18 February 2019 | C++, glTF, Ogre | No Comments

If there’s one open source library that I really like and think has a great level of usefulness for both myself, and a whole community, it’s Ogre.

Before going on the story of why I felt loading glTF files into ogre was a necessary thing to do, and why I decided to actually write a loader myself, I need to tell you a bit about Ogre:

Good old Ogre3D

I prefer to write it “Ogre”, but really, it’s name is OGRE. This is an acronym that stands for “Object-oriented Graphical Rendering Engine”.

Ogre existed for ages, and is a well regarded 3D rendering engine. The main advantages of Ogre are:

  • Its code base is stable,
  • It’s full of features,
  • It’s cross-platform,
  • It only exposes to you a simple scene graph, abstracting away any graphics API the system is using,
  • Has a simple “resource manager” to get your 3D objects and textures,
  • And is graphics API agnostic. Through Ogre’s public API you can choose the backend (called a “RenderSystem”) to use between OpenGL, Direct 3D, Metal…

This last point means that when using Ogre’s public API, you don’t need to know about the way to talk to the GPU, and your code should work the same whenever the rendering is happening thanks to OpenGL, Direct3D, Metal, or whatever else it could be supporting.

Recently (few years ago now), Ogre development has been pushed in a new direction in a parallel branch that is called Ogre 2.x. As far as I can tell, this is mostly the work of Matías N. Goldberg.

This new branch is focused on modernizing Ogre. Doing so by removing a lot of overhead from the original design. (Ogre was really “design pattern” focused, exposing listeners for pretty much anything, lots of virtual calls…) This is done in several ways: by adopting new best practices for performance like starting to use concept of DOD, using half precision floating point number where it doesn’t hurt, improving usage of caches, using AZDO (Approaching Zero Driver Overhead) techniques in the renderers, remove pointless preprocessing when modern hardware where now the more simpler and direct approaches can be faster… And a lot of things I’m less familiar with to be honest.

Stored items:
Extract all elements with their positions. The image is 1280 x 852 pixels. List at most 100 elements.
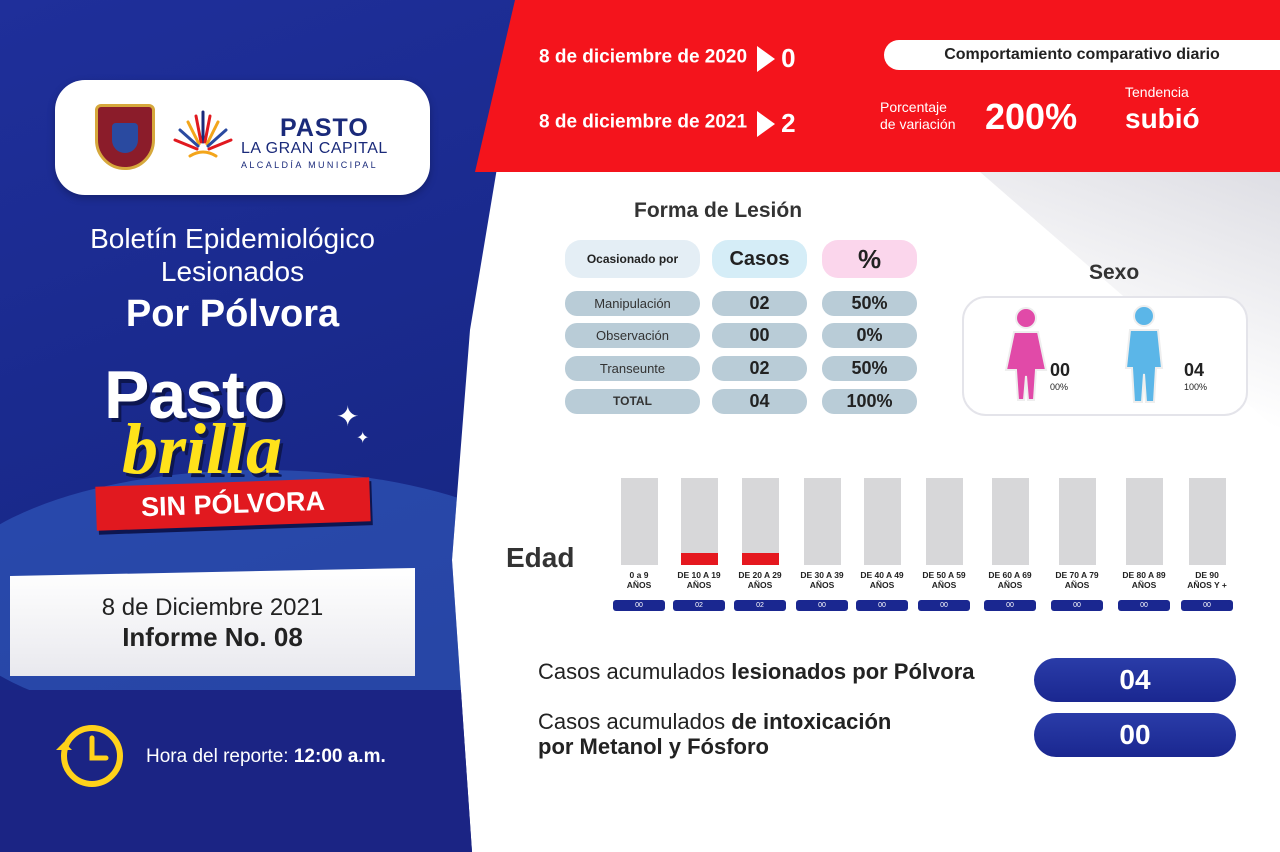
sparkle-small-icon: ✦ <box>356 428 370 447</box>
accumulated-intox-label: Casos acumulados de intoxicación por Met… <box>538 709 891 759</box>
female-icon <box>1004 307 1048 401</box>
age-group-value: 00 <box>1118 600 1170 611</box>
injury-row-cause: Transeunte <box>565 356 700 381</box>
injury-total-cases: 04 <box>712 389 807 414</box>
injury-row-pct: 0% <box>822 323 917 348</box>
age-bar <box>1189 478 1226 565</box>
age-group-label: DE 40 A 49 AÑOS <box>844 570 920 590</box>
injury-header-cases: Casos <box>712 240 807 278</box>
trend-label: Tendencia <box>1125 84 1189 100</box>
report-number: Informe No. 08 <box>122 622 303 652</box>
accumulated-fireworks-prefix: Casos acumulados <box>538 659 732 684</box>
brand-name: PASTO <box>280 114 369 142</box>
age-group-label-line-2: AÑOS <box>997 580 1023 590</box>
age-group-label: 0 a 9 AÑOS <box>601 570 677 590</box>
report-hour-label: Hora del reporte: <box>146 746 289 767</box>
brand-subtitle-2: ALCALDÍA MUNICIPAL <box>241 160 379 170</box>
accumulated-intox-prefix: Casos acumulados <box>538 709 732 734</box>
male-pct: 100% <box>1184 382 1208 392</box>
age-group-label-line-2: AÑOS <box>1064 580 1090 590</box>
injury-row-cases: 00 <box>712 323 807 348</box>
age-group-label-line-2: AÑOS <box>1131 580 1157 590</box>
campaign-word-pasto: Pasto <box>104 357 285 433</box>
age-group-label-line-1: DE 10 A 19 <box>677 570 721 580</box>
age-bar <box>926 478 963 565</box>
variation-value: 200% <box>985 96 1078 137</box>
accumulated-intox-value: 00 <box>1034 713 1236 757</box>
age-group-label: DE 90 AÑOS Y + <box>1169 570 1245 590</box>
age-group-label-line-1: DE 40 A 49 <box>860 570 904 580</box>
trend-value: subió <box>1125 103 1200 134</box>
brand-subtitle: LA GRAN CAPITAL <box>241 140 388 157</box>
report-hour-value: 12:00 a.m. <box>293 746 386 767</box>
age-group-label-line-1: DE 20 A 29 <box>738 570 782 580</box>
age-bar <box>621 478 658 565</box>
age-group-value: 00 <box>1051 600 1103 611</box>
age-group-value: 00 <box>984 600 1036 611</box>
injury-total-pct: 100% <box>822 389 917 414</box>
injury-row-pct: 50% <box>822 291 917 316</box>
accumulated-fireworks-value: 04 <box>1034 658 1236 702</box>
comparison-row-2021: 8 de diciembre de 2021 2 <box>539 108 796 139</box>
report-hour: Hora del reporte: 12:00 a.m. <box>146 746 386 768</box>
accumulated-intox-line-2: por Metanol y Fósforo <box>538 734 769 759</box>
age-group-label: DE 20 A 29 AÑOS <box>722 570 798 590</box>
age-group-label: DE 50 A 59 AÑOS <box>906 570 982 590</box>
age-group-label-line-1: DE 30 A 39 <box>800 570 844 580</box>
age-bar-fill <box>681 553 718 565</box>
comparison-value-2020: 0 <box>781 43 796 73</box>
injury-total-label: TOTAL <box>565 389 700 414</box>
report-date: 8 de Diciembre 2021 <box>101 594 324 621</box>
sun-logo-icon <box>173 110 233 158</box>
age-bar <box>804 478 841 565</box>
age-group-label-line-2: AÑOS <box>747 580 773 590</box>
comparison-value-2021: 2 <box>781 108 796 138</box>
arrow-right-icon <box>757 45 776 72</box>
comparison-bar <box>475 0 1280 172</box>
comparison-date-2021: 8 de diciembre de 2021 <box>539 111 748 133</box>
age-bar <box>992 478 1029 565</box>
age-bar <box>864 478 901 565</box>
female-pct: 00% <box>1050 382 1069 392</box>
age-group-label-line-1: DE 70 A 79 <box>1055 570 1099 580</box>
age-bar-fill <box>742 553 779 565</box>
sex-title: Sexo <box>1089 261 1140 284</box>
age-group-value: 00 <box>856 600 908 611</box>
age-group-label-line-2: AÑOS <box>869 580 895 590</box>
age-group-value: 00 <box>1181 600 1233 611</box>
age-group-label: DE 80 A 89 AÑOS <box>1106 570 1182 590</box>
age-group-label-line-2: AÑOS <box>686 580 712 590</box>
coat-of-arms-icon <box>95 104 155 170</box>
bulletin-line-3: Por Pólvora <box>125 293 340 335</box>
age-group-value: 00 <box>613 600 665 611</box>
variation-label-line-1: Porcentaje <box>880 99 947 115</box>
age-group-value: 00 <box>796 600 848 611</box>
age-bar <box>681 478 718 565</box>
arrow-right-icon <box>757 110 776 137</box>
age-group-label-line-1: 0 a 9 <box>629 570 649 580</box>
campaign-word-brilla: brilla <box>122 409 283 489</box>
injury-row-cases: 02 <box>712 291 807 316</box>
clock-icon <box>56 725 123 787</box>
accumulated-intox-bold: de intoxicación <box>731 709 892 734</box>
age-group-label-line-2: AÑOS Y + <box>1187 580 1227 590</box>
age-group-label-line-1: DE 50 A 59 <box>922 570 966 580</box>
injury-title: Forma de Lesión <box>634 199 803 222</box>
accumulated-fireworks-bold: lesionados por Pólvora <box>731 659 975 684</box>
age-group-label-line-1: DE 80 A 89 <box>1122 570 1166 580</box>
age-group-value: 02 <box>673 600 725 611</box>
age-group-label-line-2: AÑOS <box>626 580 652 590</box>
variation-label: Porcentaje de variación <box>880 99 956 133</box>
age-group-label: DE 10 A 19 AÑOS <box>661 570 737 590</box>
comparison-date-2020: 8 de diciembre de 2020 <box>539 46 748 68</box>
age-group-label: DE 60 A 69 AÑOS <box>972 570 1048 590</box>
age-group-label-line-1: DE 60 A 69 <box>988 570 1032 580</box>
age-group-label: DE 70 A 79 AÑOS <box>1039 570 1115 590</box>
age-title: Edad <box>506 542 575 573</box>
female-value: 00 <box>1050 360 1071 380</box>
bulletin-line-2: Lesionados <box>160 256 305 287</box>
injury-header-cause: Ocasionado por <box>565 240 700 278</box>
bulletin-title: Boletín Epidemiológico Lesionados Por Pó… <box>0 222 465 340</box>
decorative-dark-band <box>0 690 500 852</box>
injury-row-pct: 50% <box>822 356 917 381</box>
...
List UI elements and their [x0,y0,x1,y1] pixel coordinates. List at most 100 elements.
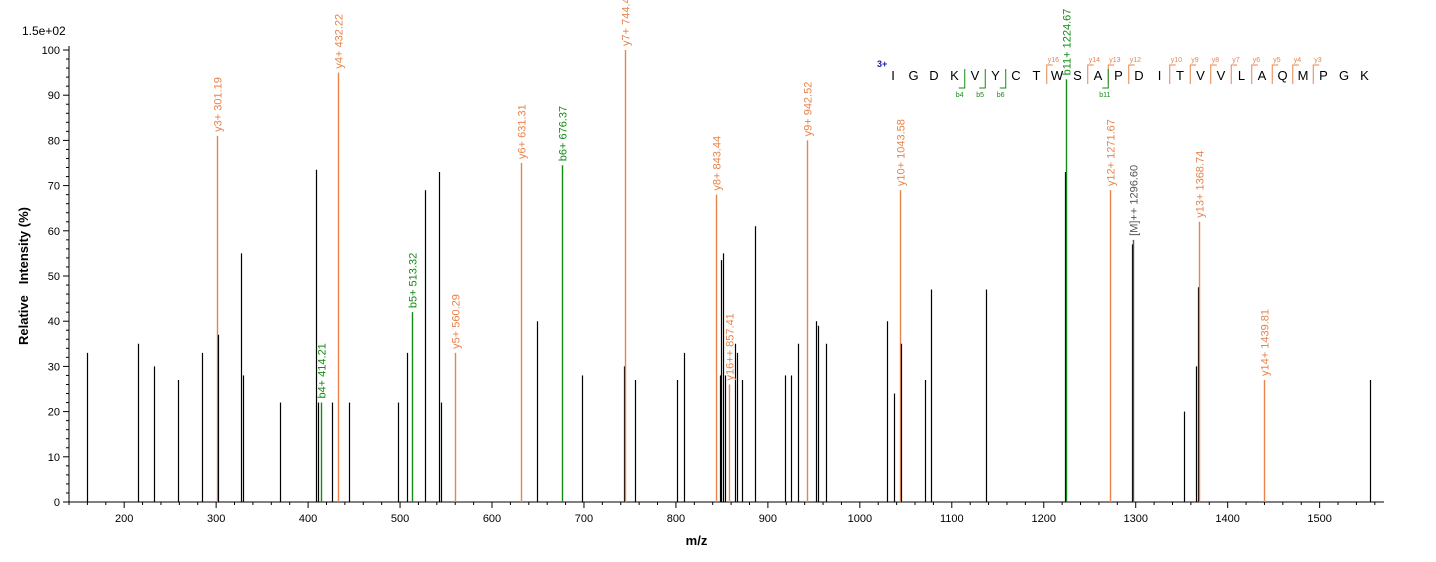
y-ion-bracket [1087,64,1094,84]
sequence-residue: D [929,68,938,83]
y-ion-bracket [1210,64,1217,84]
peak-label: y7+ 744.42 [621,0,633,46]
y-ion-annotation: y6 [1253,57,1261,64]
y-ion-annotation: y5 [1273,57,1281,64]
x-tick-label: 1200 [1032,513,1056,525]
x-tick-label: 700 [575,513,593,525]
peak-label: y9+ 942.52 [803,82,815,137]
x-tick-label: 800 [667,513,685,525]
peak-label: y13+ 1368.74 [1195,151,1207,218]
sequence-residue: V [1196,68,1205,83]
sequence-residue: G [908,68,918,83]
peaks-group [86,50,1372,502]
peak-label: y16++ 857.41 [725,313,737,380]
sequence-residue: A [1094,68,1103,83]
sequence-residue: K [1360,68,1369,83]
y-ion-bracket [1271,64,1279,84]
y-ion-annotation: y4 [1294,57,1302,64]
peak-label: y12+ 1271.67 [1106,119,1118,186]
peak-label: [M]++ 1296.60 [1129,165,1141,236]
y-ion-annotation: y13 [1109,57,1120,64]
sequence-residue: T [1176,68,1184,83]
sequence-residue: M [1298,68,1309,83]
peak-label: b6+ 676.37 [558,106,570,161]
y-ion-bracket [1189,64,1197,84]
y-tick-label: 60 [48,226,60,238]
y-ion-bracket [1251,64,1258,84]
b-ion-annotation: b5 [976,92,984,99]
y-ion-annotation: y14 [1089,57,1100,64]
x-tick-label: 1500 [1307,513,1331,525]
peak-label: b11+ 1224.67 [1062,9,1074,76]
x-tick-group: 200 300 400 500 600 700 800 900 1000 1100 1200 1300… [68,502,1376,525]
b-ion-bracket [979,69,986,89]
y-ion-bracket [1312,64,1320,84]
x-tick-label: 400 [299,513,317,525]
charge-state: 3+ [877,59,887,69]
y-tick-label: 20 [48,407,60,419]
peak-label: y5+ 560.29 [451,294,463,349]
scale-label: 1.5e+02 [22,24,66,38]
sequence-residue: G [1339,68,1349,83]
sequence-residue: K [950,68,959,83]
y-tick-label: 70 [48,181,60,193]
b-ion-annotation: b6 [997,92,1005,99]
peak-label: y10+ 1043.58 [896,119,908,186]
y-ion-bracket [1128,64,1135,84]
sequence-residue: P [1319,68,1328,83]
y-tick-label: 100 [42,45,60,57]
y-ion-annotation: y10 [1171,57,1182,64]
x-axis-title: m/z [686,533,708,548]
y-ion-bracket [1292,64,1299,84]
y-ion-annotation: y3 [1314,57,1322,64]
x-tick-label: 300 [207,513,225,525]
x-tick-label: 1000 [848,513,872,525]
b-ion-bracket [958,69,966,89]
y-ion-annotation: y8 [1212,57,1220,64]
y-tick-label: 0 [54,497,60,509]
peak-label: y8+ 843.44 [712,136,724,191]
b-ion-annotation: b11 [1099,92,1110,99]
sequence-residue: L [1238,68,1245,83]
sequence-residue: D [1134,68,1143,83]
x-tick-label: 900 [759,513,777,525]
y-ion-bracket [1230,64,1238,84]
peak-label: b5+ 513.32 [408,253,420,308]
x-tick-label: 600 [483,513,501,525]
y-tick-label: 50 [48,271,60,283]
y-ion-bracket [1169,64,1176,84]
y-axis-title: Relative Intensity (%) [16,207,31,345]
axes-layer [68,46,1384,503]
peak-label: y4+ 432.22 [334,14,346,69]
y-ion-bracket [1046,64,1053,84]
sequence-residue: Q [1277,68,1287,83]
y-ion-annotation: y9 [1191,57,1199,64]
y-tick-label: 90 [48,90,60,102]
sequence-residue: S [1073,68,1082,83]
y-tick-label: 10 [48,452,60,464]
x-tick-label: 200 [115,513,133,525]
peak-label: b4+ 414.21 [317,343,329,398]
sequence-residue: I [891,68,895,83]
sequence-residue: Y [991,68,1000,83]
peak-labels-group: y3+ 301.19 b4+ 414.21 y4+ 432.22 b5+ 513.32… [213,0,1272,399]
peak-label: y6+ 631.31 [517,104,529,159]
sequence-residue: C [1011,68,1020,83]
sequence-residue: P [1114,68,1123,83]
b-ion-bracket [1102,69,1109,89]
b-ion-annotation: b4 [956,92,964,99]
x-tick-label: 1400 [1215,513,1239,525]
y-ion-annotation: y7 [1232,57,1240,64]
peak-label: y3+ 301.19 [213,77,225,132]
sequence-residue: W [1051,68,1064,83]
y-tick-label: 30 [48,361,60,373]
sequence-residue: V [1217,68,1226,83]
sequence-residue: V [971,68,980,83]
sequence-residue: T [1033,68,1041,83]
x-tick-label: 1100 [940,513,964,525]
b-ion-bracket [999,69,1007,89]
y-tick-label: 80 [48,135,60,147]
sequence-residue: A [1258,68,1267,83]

Work to be completed —
Copy the stretch of the Ogre post from "This last point" through "could be supporting.", swapping "GPU" for "graphics card".

Finished answer —
This last point means that when using Ogre’s public API, you don’t need to know about the way to talk to the graphics card, and your code should work the same whenever the rendering is happening thanks to OpenGL, Direct3D, Metal, or whatever else it could be supporting.